[Challenge] Extract each line of the data and write it out again exactly.

▶

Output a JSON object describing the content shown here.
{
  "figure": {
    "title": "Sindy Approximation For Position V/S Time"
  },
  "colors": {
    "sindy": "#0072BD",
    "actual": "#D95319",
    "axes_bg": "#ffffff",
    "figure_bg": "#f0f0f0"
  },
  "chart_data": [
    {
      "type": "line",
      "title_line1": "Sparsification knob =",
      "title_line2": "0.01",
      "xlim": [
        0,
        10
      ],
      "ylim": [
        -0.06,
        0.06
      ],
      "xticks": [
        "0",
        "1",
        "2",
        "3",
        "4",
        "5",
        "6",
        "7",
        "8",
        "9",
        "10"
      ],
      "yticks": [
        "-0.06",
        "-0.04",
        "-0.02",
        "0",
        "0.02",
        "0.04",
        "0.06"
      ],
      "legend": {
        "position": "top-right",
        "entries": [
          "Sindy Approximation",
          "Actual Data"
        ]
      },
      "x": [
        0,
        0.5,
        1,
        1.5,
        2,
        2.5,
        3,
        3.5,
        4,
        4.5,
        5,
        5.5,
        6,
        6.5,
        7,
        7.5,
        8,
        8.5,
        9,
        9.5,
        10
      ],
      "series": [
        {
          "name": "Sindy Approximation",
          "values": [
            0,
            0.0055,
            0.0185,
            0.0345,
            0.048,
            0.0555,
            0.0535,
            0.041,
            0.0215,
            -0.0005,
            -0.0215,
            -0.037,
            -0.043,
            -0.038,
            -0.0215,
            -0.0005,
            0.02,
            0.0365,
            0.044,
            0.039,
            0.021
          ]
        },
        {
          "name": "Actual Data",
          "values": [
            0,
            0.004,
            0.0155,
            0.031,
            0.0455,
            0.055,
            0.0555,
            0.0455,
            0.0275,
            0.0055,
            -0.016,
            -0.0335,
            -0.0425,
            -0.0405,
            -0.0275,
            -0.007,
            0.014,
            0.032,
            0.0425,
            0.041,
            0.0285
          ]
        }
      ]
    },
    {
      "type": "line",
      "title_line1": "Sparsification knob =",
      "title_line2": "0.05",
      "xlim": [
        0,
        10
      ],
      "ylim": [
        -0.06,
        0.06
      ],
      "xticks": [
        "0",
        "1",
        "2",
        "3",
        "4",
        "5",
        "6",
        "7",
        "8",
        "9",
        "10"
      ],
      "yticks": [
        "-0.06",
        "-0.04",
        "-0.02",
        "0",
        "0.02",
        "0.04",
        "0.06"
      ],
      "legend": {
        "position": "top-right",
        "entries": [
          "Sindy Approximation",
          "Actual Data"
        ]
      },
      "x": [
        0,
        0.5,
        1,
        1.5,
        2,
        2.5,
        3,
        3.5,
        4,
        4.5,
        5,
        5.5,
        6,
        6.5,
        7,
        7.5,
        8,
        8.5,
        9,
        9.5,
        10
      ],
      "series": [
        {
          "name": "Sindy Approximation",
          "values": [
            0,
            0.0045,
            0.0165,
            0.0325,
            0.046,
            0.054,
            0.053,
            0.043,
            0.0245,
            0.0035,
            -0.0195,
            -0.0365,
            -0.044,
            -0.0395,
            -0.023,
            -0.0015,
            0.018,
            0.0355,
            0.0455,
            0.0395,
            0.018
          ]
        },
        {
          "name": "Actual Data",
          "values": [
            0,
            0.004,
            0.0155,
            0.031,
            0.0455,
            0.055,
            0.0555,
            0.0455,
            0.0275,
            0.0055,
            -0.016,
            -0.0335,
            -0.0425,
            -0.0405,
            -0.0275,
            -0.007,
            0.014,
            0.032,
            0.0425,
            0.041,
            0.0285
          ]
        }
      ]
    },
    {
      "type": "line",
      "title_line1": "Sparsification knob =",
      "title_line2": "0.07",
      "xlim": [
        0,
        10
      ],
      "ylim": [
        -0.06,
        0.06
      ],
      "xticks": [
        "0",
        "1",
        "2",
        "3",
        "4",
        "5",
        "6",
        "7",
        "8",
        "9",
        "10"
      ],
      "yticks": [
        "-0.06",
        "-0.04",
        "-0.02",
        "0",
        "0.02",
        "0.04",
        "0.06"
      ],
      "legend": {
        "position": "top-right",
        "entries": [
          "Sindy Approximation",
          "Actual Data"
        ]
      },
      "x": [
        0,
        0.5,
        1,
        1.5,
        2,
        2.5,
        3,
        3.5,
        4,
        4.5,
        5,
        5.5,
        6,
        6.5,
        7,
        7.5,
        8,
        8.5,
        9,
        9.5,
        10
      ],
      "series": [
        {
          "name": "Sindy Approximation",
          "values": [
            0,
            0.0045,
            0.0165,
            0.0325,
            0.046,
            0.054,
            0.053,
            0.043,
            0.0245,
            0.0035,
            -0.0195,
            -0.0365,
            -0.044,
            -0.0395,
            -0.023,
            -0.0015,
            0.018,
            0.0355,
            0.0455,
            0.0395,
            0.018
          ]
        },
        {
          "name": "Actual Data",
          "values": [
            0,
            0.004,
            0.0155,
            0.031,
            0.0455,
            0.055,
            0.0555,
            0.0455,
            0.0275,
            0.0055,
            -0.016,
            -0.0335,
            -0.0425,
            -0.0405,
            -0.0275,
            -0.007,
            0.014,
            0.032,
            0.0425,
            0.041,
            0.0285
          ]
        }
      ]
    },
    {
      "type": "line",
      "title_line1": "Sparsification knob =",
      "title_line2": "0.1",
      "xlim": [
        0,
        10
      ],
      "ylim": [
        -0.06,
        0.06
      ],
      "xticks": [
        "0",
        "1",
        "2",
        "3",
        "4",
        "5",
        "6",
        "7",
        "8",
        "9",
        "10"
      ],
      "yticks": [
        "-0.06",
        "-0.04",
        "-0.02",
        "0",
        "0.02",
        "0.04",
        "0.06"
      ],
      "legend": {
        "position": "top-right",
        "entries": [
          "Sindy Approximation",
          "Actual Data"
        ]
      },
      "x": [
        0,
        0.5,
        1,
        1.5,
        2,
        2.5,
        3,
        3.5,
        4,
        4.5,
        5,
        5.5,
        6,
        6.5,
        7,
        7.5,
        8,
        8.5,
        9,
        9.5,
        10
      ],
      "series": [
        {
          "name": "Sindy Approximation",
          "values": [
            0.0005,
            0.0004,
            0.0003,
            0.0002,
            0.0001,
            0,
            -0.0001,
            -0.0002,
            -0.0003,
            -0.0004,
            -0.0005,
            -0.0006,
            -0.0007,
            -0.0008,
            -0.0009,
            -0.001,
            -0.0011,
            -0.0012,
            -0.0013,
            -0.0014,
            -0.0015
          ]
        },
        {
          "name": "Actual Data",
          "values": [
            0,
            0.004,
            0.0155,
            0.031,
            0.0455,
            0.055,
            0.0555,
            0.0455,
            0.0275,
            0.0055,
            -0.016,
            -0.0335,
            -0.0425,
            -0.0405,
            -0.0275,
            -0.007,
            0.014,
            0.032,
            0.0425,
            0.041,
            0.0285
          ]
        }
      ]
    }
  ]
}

◀

[Written response]
Output a JSON object describing the content shown here.
{
  "figure": {
    "title": "Sindy Approximation For Position V/S Time"
  },
  "colors": {
    "sindy": "#0072BD",
    "actual": "#D95319",
    "axes_bg": "#ffffff",
    "figure_bg": "#f0f0f0"
  },
  "chart_data": [
    {
      "type": "line",
      "title_line1": "Sparsification knob =",
      "title_line2": "0.01",
      "xlim": [
        0,
        10
      ],
      "ylim": [
        -0.06,
        0.06
      ],
      "xticks": [
        "0",
        "1",
        "2",
        "3",
        "4",
        "5",
        "6",
        "7",
        "8",
        "9",
        "10"
      ],
      "yticks": [
        "-0.06",
        "-0.04",
        "-0.02",
        "0",
        "0.02",
        "0.04",
        "0.06"
      ],
      "legend": {
        "position": "top-right",
        "entries": [
          "Sindy Approximation",
          "Actual Data"
        ]
      },
      "x": [
        0,
        0.5,
        1,
        1.5,
        2,
        2.5,
        3,
        3.5,
        4,
        4.5,
        5,
        5.5,
        6,
        6.5,
        7,
        7.5,
        8,
        8.5,
        9,
        9.5,
        10
      ],
      "series": [
        {
          "name": "Sindy Approximation",
          "values": [
            0,
            0.0055,
            0.0185,
            0.0345,
            0.048,
            0.0555,
            0.0535,
            0.041,
            0.0215,
            -0.0005,
            -0.0215,
            -0.037,
            -0.043,
            -0.038,
            -0.0215,
            -0.0005,
            0.02,
            0.0365,
            0.044,
            0.039,
            0.021
          ]
        },
        {
          "name": "Actual Data",
          "values": [
            0,
            0.004,
            0.0155,
            0.031,
            0.0455,
            0.055,
            0.0555,
            0.0455,
            0.0275,
            0.0055,
            -0.016,
            -0.0335,
            -0.0425,
            -0.0405,
            -0.0275,
            -0.007,
            0.014,
            0.032,
            0.0425,
            0.041,
            0.0285
          ]
        }
      ]
    },
    {
      "type": "line",
      "title_line1": "Sparsification knob =",
      "title_line2": "0.05",
      "xlim": [
        0,
        10
      ],
      "ylim": [
        -0.06,
        0.06
      ],
      "xticks": [
        "0",
        "1",
        "2",
        "3",
        "4",
        "5",
        "6",
        "7",
        "8",
        "9",
        "10"
      ],
      "yticks": [
        "-0.06",
        "-0.04",
        "-0.02",
        "0",
        "0.02",
        "0.04",
        "0.06"
      ],
      "legend": {
        "position": "top-right",
        "entries": [
          "Sindy Approximation",
          "Actual Data"
        ]
      },
      "x": [
        0,
        0.5,
        1,
        1.5,
        2,
        2.5,
        3,
        3.5,
        4,
        4.5,
        5,
        5.5,
        6,
        6.5,
        7,
        7.5,
        8,
        8.5,
        9,
        9.5,
        10
      ],
      "series": [
        {
          "name": "Sindy Approximation",
          "values": [
            0,
            0.0045,
            0.0165,
            0.0325,
            0.046,
            0.054,
            0.053,
            0.043,
            0.0245,
            0.0035,
            -0.0195,
            -0.0365,
            -0.044,
            -0.0395,
            -0.023,
            -0.0015,
            0.018,
            0.0355,
            0.0455,
            0.0395,
            0.018
          ]
        },
        {
          "name": "Actual Data",
          "values": [
            0,
            0.004,
            0.0155,
            0.031,
            0.0455,
            0.055,
            0.0555,
            0.0455,
            0.0275,
            0.0055,
            -0.016,
            -0.0335,
            -0.0425,
            -0.0405,
            -0.0275,
            -0.007,
            0.014,
            0.032,
            0.0425,
            0.041,
            0.0285
          ]
        }
      ]
    },
    {
      "type": "line",
      "title_line1": "Sparsification knob =",
      "title_line2": "0.07",
      "xlim": [
        0,
        10
      ],
      "ylim": [
        -0.06,
        0.06
      ],
      "xticks": [
        "0",
        "1",
        "2",
        "3",
        "4",
        "5",
        "6",
        "7",
        "8",
        "9",
        "10"
      ],
      "yticks": [
        "-0.06",
        "-0.04",
        "-0.02",
        "0",
        "0.02",
        "0.04",
        "0.06"
      ],
      "legend": {
        "position": "top-right",
        "entries": [
          "Sindy Approximation",
          "Actual Data"
        ]
      },
      "x": [
        0,
        0.5,
        1,
        1.5,
        2,
        2.5,
        3,
        3.5,
        4,
        4.5,
        5,
        5.5,
        6,
        6.5,
        7,
        7.5,
        8,
        8.5,
        9,
        9.5,
        10
      ],
      "series": [
        {
          "name": "Sindy Approximation",
          "values": [
            0,
            0.0045,
            0.0165,
            0.0325,
            0.046,
            0.054,
            0.053,
            0.043,
            0.0245,
            0.0035,
            -0.0195,
            -0.0365,
            -0.044,
            -0.0395,
            -0.023,
            -0.0015,
            0.018,
            0.0355,
            0.0455,
            0.0395,
            0.018
          ]
        },
        {
          "name": "Actual Data",
          "values": [
            0,
            0.004,
            0.0155,
            0.031,
            0.0455,
            0.055,
            0.0555,
            0.0455,
            0.0275,
            0.0055,
            -0.016,
            -0.0335,
            -0.0425,
            -0.0405,
            -0.0275,
            -0.007,
            0.014,
            0.032,
            0.0425,
            0.041,
            0.0285
          ]
        }
      ]
    },
    {
      "type": "line",
      "title_line1": "Sparsification knob =",
      "title_line2": "0.1",
      "xlim": [
        0,
        10
      ],
      "ylim": [
        -0.06,
        0.06
      ],
      "xticks": [
        "0",
        "1",
        "2",
        "3",
        "4",
        "5",
        "6",
        "7",
        "8",
        "9",
        "10"
      ],
      "yticks": [
        "-0.06",
        "-0.04",
        "-0.02",
        "0",
        "0.02",
        "0.04",
        "0.06"
      ],
      "legend": {
        "position": "top-right",
        "entries": [
          "Sindy Approximation",
          "Actual Data"
        ]
      },
      "x": [
        0,
        0.5,
        1,
        1.5,
        2,
        2.5,
        3,
        3.5,
        4,
        4.5,
        5,
        5.5,
        6,
        6.5,
        7,
        7.5,
        8,
        8.5,
        9,
        9.5,
        10
      ],
      "series": [
        {
          "name": "Sindy Approximation",
          "values": [
            0.0005,
            0.0004,
            0.0003,
            0.0002,
            0.0001,
            0,
            -0.0001,
            -0.0002,
            -0.0003,
            -0.0004,
            -0.0005,
            -0.0006,
            -0.0007,
            -0.0008,
            -0.0009,
            -0.001,
            -0.0011,
            -0.0012,
            -0.0013,
            -0.0014,
            -0.0015
          ]
        },
        {
          "name": "Actual Data",
          "values": [
            0,
            0.004,
            0.0155,
            0.031,
            0.0455,
            0.055,
            0.0555,
            0.0455,
            0.0275,
            0.0055,
            -0.016,
            -0.0335,
            -0.0425,
            -0.0405,
            -0.0275,
            -0.007,
            0.014,
            0.032,
            0.0425,
            0.041,
            0.0285
          ]
        }
      ]
    }
  ]
}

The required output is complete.